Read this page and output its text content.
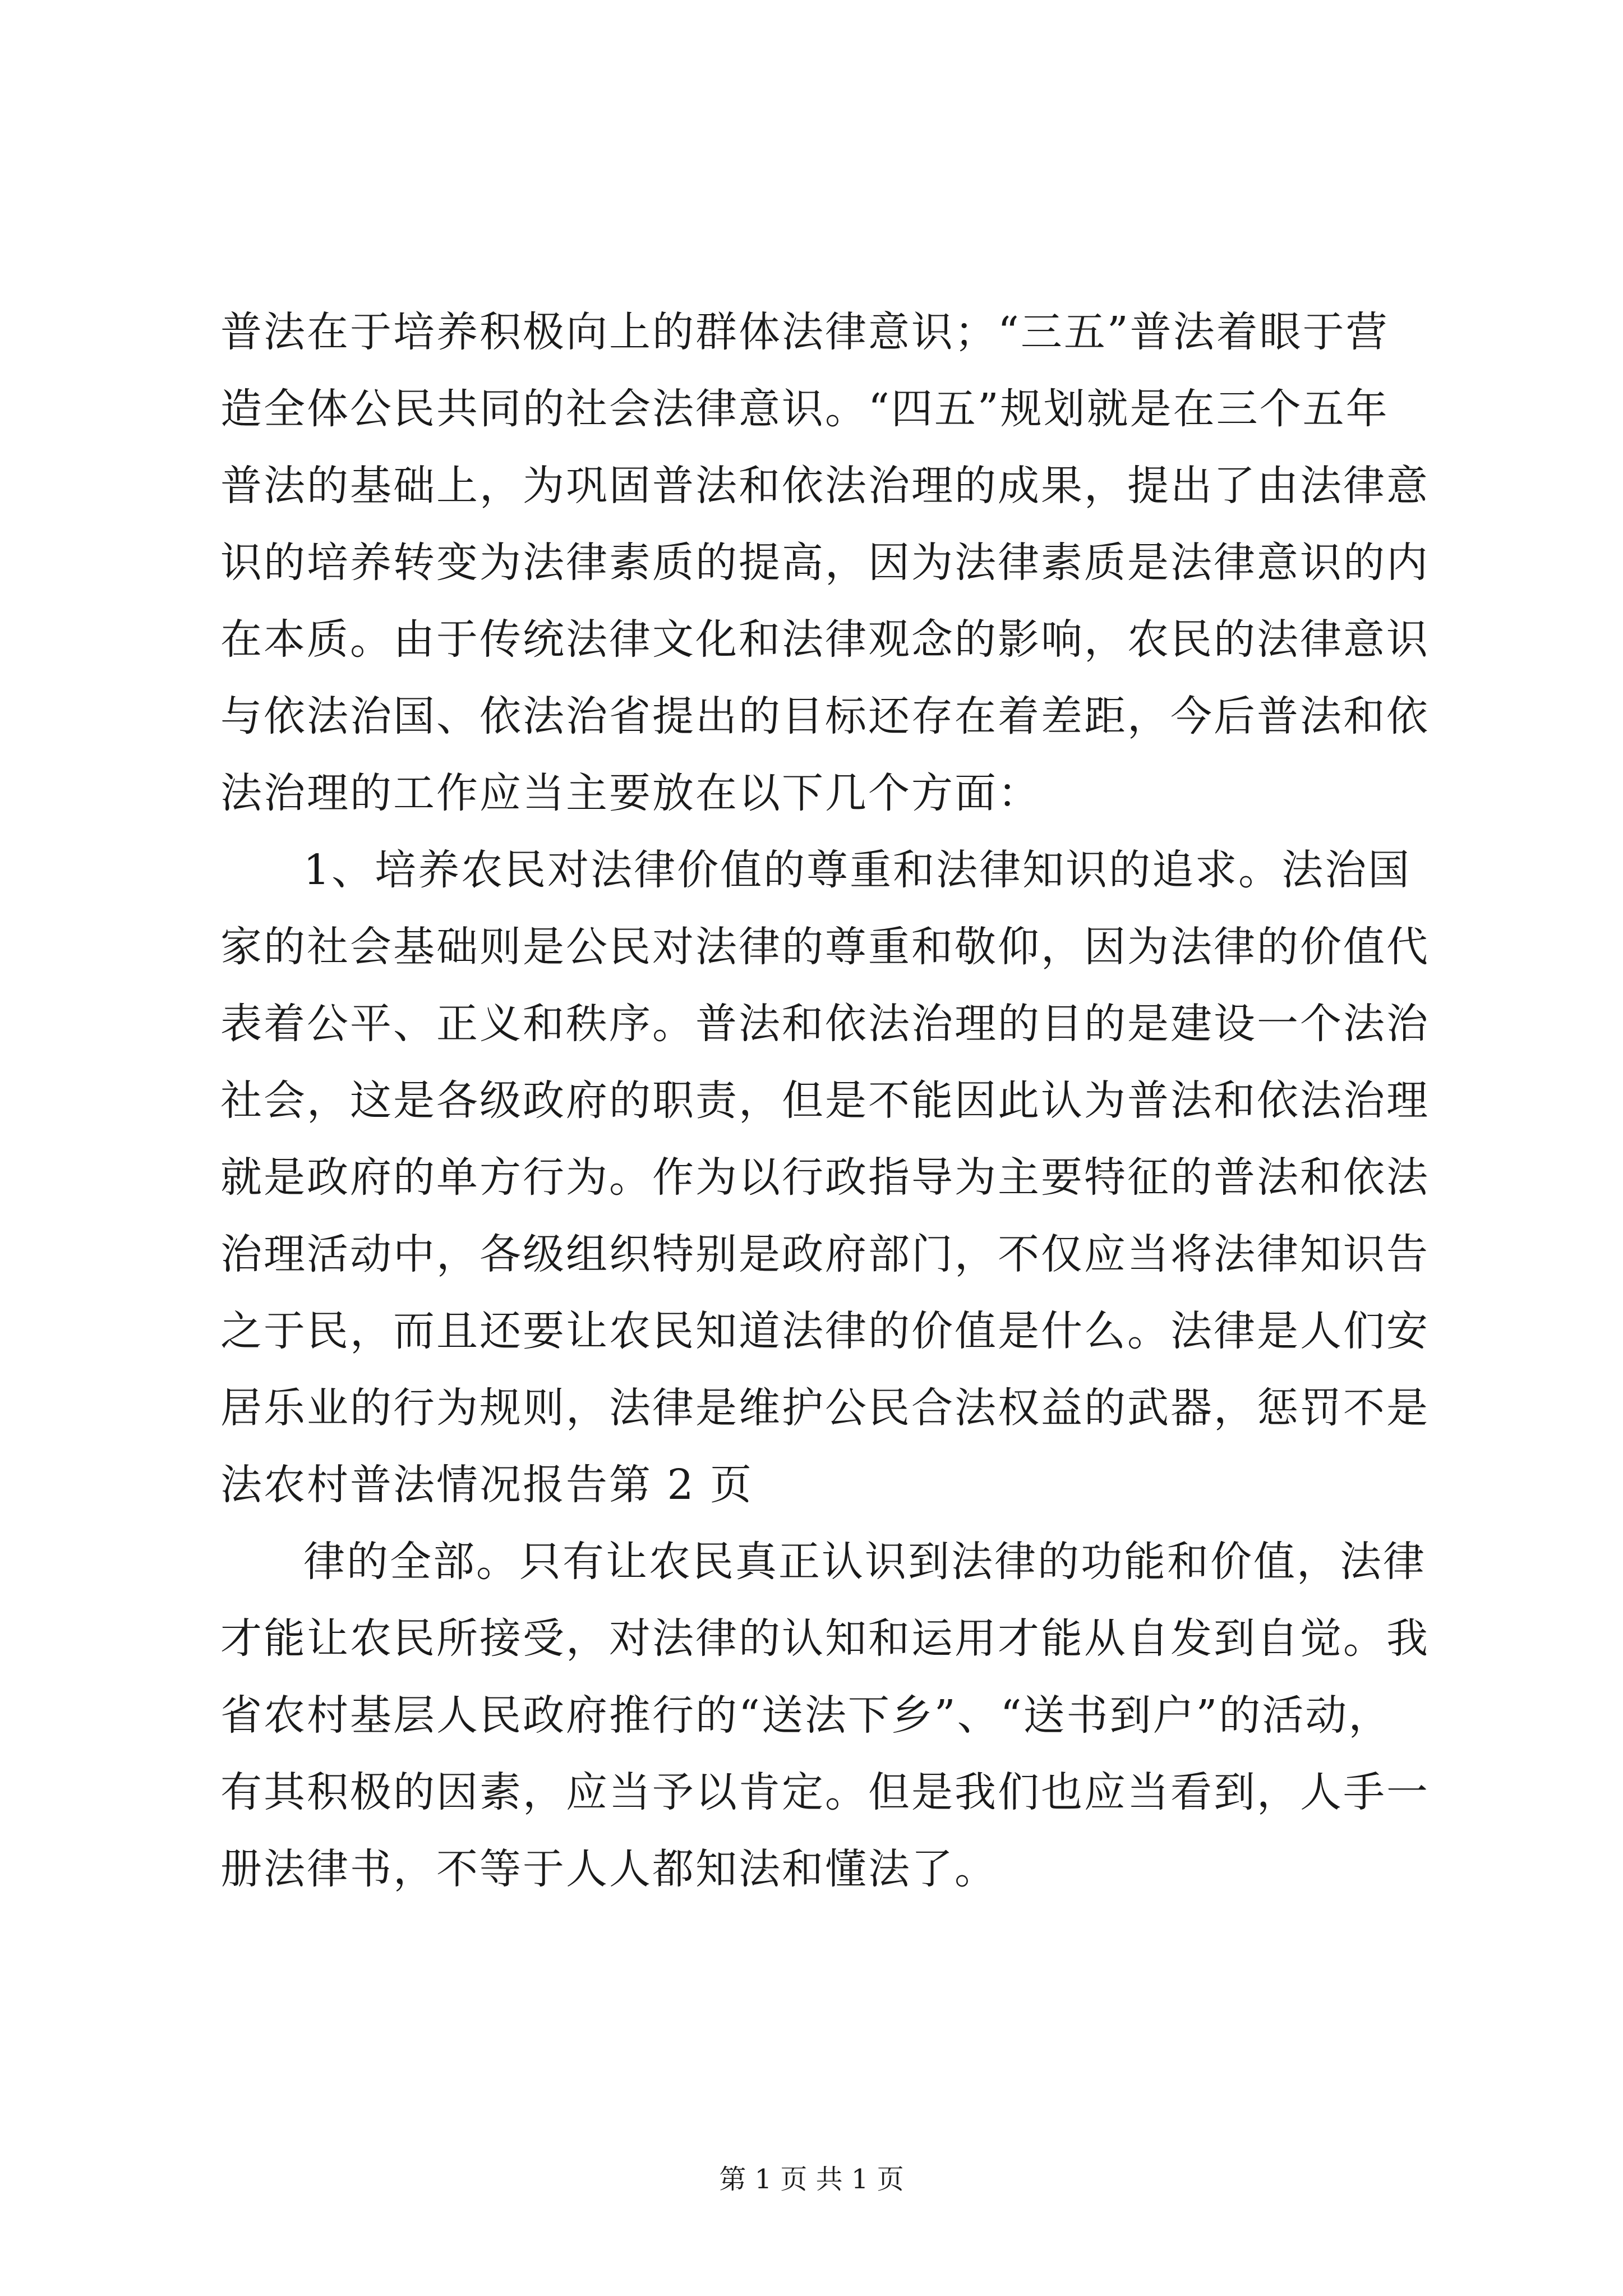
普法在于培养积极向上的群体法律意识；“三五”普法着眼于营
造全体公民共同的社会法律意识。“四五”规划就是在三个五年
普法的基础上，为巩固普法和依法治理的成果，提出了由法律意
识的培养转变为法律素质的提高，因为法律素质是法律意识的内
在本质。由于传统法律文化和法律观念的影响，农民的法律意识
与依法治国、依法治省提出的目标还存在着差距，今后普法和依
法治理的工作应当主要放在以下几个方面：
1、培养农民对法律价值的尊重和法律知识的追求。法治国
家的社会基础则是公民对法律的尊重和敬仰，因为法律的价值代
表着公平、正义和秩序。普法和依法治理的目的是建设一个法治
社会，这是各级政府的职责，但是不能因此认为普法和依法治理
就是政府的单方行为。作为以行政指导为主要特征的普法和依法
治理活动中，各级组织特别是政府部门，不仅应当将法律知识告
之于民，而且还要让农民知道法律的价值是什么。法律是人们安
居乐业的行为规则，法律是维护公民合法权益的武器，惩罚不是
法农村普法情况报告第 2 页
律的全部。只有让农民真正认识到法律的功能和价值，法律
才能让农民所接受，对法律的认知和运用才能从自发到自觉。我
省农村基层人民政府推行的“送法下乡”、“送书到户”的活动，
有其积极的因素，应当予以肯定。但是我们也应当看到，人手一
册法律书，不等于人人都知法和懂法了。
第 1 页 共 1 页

* * * * *

--- Given problem ---
Your copy should match the records word for word, with the pictures removed.

--- Solution ---
Read this page and output its text content.
普法在于培养积极向上的群体法律意识；“三五”普法着眼于营
造全体公民共同的社会法律意识。“四五”规划就是在三个五年
普法的基础上，为巩固普法和依法治理的成果，提出了由法律意
识的培养转变为法律素质的提高，因为法律素质是法律意识的内
在本质。由于传统法律文化和法律观念的影响，农民的法律意识
与依法治国、依法治省提出的目标还存在着差距，今后普法和依
法治理的工作应当主要放在以下几个方面：
1、培养农民对法律价值的尊重和法律知识的追求。法治国
家的社会基础则是公民对法律的尊重和敬仰，因为法律的价值代
表着公平、正义和秩序。普法和依法治理的目的是建设一个法治
社会，这是各级政府的职责，但是不能因此认为普法和依法治理
就是政府的单方行为。作为以行政指导为主要特征的普法和依法
治理活动中，各级组织特别是政府部门，不仅应当将法律知识告
之于民，而且还要让农民知道法律的价值是什么。法律是人们安
居乐业的行为规则，法律是维护公民合法权益的武器，惩罚不是
法农村普法情况报告第 2 页
律的全部。只有让农民真正认识到法律的功能和价值，法律
才能让农民所接受，对法律的认知和运用才能从自发到自觉。我
省农村基层人民政府推行的“送法下乡”、“送书到户”的活动，
有其积极的因素，应当予以肯定。但是我们也应当看到，人手一
册法律书，不等于人人都知法和懂法了。
第 1 页 共 1 页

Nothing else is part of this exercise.